## Directions
Scan the data that follows and count the lines with the string "title"; answer with the count alone.

Stored entries:
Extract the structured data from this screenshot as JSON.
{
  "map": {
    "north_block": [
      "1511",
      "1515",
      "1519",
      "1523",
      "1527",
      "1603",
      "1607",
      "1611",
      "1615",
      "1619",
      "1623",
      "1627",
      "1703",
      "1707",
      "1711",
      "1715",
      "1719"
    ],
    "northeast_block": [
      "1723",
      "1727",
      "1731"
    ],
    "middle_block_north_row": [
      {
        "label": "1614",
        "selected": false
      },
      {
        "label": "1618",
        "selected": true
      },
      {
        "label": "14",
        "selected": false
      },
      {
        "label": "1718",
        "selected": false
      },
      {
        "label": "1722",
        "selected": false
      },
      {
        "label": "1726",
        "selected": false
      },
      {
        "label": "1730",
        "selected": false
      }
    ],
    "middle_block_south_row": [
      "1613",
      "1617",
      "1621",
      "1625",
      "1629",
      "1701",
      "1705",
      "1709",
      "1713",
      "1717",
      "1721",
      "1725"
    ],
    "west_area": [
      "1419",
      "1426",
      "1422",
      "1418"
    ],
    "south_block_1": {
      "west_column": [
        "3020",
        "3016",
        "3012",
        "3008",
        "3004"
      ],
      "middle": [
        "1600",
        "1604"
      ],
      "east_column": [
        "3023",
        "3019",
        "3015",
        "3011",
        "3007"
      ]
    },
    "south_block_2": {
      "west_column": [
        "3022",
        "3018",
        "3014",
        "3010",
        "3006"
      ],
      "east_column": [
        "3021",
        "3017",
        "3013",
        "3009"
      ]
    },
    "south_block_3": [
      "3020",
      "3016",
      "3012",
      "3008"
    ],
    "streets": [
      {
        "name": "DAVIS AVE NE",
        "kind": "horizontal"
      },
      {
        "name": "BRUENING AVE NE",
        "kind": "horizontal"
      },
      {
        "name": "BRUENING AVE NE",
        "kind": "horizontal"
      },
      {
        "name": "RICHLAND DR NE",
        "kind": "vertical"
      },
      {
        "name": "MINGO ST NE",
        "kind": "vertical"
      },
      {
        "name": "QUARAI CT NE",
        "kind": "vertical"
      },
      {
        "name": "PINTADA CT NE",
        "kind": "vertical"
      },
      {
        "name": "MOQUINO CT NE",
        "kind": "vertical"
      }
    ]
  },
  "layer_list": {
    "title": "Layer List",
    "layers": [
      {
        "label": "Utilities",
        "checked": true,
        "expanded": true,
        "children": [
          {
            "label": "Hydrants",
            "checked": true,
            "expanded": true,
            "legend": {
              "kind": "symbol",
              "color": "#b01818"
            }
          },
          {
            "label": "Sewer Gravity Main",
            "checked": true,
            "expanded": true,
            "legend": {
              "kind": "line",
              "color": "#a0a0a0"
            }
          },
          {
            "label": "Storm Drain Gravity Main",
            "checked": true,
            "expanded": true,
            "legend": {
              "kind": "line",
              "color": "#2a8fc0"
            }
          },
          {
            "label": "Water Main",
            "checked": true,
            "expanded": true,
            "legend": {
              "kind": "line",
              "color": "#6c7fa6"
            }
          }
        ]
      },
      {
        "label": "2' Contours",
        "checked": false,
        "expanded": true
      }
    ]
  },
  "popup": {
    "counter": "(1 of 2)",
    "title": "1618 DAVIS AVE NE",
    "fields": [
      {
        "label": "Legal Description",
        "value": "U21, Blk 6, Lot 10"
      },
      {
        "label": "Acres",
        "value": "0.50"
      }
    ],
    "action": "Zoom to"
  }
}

## Solved exercise
2